__SHORT EXERCISE__
Filter the lines below, copying only those with the string "Ildikó".

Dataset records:
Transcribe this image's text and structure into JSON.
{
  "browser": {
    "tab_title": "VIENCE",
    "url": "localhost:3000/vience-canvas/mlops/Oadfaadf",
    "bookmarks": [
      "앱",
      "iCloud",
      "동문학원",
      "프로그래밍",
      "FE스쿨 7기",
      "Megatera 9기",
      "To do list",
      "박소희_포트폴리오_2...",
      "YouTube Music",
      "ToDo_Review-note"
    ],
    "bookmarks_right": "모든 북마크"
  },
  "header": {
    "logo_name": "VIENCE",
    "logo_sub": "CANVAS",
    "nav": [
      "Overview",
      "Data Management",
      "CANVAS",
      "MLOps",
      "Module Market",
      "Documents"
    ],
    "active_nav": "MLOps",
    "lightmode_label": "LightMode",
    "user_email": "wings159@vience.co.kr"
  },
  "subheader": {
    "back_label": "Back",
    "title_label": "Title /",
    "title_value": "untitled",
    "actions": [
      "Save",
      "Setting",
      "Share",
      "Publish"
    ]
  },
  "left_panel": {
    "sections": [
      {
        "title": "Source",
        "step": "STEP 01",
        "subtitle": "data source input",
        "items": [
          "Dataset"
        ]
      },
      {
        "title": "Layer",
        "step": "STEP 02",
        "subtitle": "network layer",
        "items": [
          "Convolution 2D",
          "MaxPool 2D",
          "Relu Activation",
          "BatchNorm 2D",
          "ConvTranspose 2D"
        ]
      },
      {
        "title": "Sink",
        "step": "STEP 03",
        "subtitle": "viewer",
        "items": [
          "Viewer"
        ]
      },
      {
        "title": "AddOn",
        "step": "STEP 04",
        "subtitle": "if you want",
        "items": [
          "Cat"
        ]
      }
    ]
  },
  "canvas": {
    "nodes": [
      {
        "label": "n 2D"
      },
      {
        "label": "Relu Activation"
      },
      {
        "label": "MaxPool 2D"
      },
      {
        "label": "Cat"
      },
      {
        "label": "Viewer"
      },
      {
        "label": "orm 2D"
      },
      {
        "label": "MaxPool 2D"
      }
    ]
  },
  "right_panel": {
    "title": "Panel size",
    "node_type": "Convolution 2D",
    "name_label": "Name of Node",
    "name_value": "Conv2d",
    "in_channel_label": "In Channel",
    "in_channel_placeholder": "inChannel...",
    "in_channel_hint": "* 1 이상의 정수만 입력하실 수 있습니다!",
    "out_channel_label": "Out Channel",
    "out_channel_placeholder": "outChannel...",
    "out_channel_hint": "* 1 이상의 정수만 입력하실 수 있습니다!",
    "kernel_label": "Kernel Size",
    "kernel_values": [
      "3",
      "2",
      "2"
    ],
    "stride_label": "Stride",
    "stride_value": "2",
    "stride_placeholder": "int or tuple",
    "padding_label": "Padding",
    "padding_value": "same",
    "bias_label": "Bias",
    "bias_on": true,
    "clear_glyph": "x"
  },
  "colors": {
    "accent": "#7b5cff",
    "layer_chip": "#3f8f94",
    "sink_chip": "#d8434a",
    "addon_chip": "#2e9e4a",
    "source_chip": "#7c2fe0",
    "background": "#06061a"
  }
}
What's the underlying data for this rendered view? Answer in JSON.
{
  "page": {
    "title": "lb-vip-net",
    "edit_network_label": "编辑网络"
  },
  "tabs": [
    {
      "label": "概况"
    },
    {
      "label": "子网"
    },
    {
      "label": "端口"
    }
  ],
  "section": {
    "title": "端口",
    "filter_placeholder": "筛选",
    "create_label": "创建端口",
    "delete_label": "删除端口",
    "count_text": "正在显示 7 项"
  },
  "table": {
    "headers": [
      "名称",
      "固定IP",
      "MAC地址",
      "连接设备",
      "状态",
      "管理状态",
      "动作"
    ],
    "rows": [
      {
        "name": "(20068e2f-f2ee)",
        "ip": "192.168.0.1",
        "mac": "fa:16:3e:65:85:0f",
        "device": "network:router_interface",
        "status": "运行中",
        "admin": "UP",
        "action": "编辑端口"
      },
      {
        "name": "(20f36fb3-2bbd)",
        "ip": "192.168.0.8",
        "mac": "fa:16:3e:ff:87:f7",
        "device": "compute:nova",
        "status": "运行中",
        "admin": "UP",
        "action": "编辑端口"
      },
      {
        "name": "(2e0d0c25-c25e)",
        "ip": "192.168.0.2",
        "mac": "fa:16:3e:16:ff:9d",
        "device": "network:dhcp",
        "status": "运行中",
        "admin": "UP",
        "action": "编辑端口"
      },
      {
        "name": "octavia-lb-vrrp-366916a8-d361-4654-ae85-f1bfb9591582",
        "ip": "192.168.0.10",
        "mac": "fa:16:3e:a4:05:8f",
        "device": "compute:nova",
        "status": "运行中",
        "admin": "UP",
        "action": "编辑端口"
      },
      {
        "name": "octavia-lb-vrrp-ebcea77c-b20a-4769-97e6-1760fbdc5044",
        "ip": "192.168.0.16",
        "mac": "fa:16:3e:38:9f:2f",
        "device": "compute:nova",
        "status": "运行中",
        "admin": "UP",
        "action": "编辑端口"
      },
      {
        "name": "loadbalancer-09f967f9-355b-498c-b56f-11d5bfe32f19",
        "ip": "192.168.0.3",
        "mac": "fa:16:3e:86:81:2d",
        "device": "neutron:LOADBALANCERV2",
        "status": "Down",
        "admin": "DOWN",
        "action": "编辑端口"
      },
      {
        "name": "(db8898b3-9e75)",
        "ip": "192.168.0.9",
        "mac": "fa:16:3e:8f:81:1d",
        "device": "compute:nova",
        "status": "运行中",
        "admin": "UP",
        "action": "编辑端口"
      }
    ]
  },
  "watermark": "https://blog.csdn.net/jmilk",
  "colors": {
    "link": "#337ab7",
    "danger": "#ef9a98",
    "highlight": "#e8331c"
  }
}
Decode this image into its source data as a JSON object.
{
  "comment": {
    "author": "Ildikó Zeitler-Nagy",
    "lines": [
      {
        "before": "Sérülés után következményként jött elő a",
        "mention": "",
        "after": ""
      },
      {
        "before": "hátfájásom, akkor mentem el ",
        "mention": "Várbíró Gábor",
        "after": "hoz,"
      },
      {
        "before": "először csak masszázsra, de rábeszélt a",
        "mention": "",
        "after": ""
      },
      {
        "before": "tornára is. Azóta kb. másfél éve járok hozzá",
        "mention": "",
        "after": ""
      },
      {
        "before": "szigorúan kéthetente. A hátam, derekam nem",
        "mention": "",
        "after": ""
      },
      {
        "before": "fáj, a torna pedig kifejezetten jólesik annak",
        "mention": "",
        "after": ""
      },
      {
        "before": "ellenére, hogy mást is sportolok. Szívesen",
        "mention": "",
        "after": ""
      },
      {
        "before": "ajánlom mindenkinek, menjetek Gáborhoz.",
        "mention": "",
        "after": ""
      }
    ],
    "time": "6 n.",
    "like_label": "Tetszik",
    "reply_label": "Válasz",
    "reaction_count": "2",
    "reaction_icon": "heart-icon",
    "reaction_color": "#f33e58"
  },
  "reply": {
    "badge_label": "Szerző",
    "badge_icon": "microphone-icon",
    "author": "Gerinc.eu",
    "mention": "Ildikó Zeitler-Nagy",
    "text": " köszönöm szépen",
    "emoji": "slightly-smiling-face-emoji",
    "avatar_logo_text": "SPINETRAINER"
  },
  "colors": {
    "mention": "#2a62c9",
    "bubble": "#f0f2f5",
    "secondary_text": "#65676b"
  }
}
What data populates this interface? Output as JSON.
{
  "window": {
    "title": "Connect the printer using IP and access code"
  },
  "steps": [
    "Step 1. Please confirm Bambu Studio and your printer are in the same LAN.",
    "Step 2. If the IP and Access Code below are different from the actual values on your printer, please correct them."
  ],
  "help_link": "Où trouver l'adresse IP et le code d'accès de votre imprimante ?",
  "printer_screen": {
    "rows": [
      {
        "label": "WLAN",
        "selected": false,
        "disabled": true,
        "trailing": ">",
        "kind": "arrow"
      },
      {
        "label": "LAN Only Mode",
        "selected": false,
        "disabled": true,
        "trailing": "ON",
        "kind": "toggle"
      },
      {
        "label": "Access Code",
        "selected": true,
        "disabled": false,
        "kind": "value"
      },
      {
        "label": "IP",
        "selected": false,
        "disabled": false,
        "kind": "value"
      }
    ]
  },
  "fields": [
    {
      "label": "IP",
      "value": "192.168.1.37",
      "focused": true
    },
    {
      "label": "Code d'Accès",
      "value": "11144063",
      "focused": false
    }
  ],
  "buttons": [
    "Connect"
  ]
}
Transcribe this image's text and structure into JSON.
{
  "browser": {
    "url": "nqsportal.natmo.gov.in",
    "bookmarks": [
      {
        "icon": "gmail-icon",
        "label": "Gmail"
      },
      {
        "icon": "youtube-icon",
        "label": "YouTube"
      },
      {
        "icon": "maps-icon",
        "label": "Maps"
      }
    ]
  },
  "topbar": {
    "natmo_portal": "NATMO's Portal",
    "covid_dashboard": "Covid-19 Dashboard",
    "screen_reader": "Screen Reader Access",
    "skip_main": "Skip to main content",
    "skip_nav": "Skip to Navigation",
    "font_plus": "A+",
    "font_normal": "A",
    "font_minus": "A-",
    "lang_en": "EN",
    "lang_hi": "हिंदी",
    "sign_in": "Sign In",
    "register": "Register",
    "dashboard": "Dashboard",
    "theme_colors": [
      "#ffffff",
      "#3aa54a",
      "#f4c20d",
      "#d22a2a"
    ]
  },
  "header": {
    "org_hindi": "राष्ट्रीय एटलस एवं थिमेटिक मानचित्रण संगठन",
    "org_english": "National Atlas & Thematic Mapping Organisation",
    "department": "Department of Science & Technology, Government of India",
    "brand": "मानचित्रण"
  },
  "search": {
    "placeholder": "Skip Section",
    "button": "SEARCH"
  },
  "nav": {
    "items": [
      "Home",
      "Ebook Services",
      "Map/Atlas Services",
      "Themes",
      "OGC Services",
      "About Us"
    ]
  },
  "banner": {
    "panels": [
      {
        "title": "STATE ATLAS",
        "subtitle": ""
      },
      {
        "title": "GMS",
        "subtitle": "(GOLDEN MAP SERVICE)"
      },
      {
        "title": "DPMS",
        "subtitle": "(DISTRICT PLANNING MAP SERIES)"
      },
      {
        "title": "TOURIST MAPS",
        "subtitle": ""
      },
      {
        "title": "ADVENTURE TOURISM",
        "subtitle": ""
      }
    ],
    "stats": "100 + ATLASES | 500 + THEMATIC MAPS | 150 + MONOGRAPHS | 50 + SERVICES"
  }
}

__OUTPUT OF THE EXERCISE__
    "author": "Ildikó Zeitler-Nagy",
    "mention": "Ildikó Zeitler-Nagy",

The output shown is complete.